Entries taken from a collection:
——
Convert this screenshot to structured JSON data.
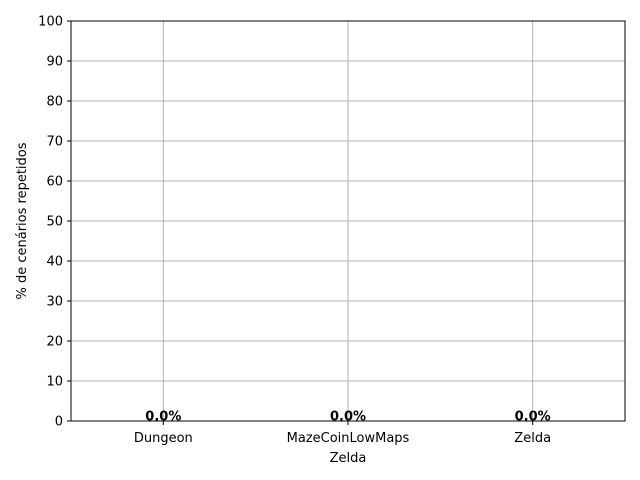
{
  "chart_data": {
    "type": "bar",
    "title": "",
    "xlabel": "Zelda",
    "ylabel": "% de cenários repetidos",
    "categories": [
      "Dungeon",
      "MazeCoinLowMaps",
      "Zelda"
    ],
    "values": [
      0.0,
      0.0,
      0.0
    ],
    "data_labels": [
      "0.0%",
      "0.0%",
      "0.0%"
    ],
    "ylim": [
      0,
      100
    ],
    "yticks": [
      0,
      10,
      20,
      30,
      40,
      50,
      60,
      70,
      80,
      90,
      100
    ],
    "ytick_labels": [
      "0",
      "10",
      "20",
      "30",
      "40",
      "50",
      "60",
      "70",
      "80",
      "90",
      "100"
    ],
    "grid": true,
    "colors": {
      "grid": "#b0b0b0",
      "axis": "#000000",
      "bar": "#1f77b4"
    }
  }
}
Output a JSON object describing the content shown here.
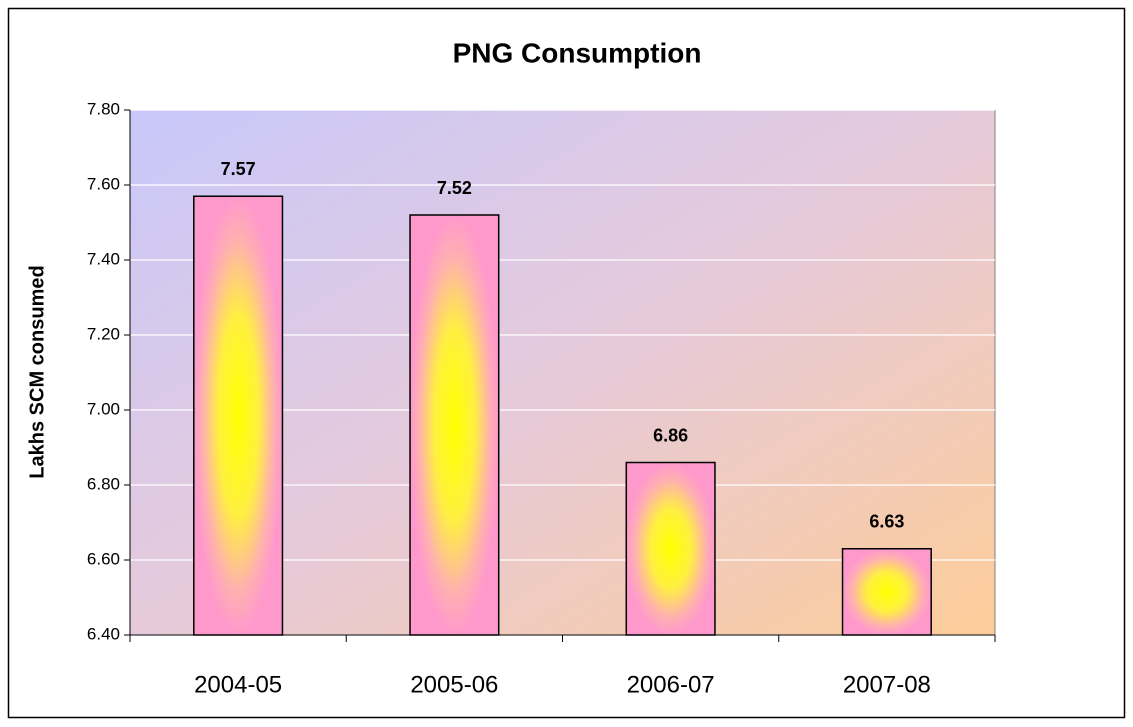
{
  "chart_data": {
    "type": "bar",
    "title": "PNG Consumption",
    "y_label": "Lakhs SCM consumed",
    "categories": [
      "2004-05",
      "2005-06",
      "2006-07",
      "2007-08"
    ],
    "values": [
      7.57,
      7.52,
      6.86,
      6.63
    ],
    "ylim": [
      6.4,
      7.8
    ],
    "yticks": [
      {
        "value": 6.4,
        "label": "6.40"
      },
      {
        "value": 6.6,
        "label": "6.60"
      },
      {
        "value": 6.8,
        "label": "6.80"
      },
      {
        "value": 7.0,
        "label": "7.00"
      },
      {
        "value": 7.2,
        "label": "7.20"
      },
      {
        "value": 7.4,
        "label": "7.40"
      },
      {
        "value": 7.6,
        "label": "7.60"
      },
      {
        "value": 7.8,
        "label": "7.80"
      }
    ],
    "grid": true
  }
}
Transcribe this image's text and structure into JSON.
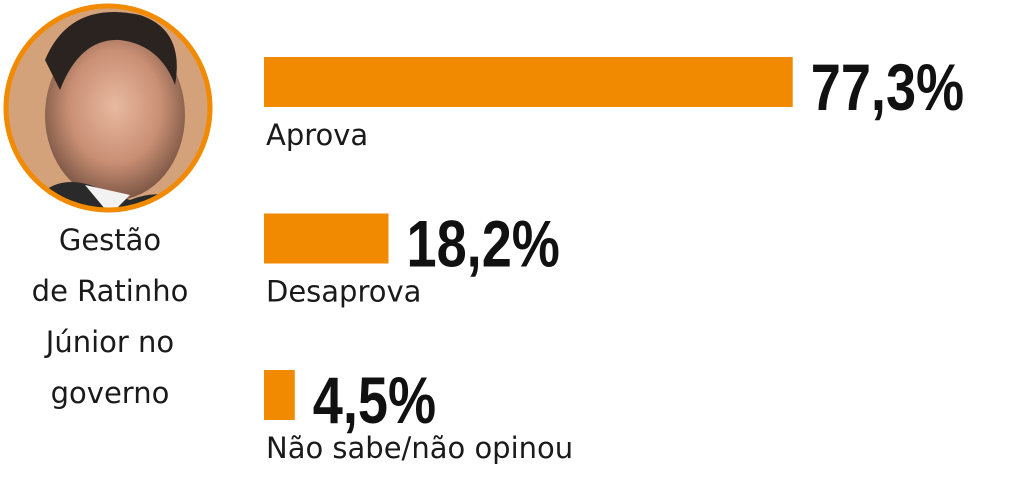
{
  "chart_data": {
    "type": "bar",
    "orientation": "horizontal",
    "title_lines": [
      "Gestão",
      "de Ratinho",
      "Júnior no",
      "governo"
    ],
    "categories": [
      "Aprova",
      "Desaprova",
      "Não sabe/não opinou"
    ],
    "values": [
      77.3,
      18.2,
      4.5
    ],
    "value_labels": [
      "77,3%",
      "18,2%",
      "4,5%"
    ],
    "color": "#f28a00"
  }
}
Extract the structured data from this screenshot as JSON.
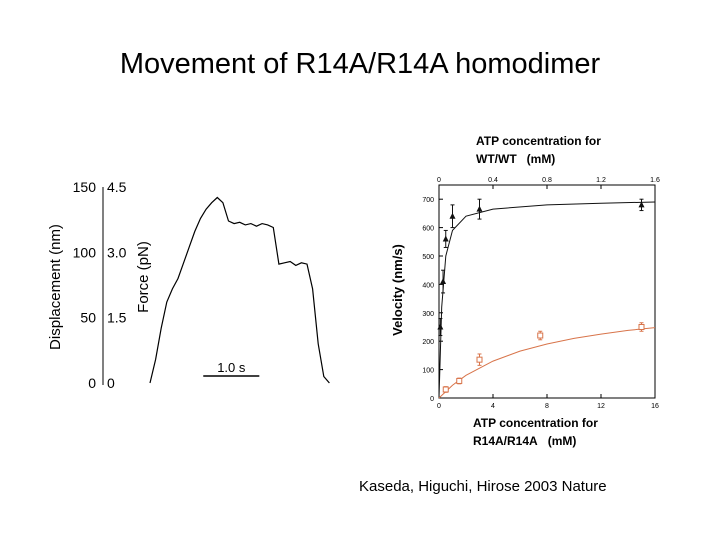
——
__To do__
Reproduce the whole listing word for word, setting aside any pictures.

__Expected output__
Convert this screenshot to structured JSON data.
{
  "chart_data": {
    "type": "bar",
    "title": "",
    "xlabel": "Zelda",
    "ylabel": "% de cenários repetidos",
    "categories": [
      "Dungeon",
      "MazeCoinLowMaps",
      "Zelda"
    ],
    "values": [
      0.0,
      0.0,
      0.0
    ],
    "data_labels": [
      "0.0%",
      "0.0%",
      "0.0%"
    ],
    "ylim": [
      0,
      100
    ],
    "yticks": [
      0,
      10,
      20,
      30,
      40,
      50,
      60,
      70,
      80,
      90,
      100
    ],
    "ytick_labels": [
      "0",
      "10",
      "20",
      "30",
      "40",
      "50",
      "60",
      "70",
      "80",
      "90",
      "100"
    ],
    "grid": true,
    "colors": {
      "grid": "#b0b0b0",
      "axis": "#000000",
      "bar": "#1f77b4"
    }
  }
}
Output a JSON object describing the content shown here.
{
  "chart_data": {
    "type": "bar",
    "title": "PNG Consumption",
    "y_label": "Lakhs SCM consumed",
    "categories": [
      "2004-05",
      "2005-06",
      "2006-07",
      "2007-08"
    ],
    "values": [
      7.57,
      7.52,
      6.86,
      6.63
    ],
    "ylim": [
      6.4,
      7.8
    ],
    "yticks": [
      {
        "value": 6.4,
        "label": "6.40"
      },
      {
        "value": 6.6,
        "label": "6.60"
      },
      {
        "value": 6.8,
        "label": "6.80"
      },
      {
        "value": 7.0,
        "label": "7.00"
      },
      {
        "value": 7.2,
        "label": "7.20"
      },
      {
        "value": 7.4,
        "label": "7.40"
      },
      {
        "value": 7.6,
        "label": "7.60"
      },
      {
        "value": 7.8,
        "label": "7.80"
      }
    ],
    "grid": true
  }
}
Transcribe this image's text and structure into JSON.
{
  "chart_data": {
    "type": "bar",
    "orientation": "horizontal",
    "title_lines": [
      "Gestão",
      "de Ratinho",
      "Júnior no",
      "governo"
    ],
    "categories": [
      "Aprova",
      "Desaprova",
      "Não sabe/não opinou"
    ],
    "values": [
      77.3,
      18.2,
      4.5
    ],
    "value_labels": [
      "77,3%",
      "18,2%",
      "4,5%"
    ],
    "color": "#f28a00"
  }
}
Extract the structured data from this screenshot as JSON.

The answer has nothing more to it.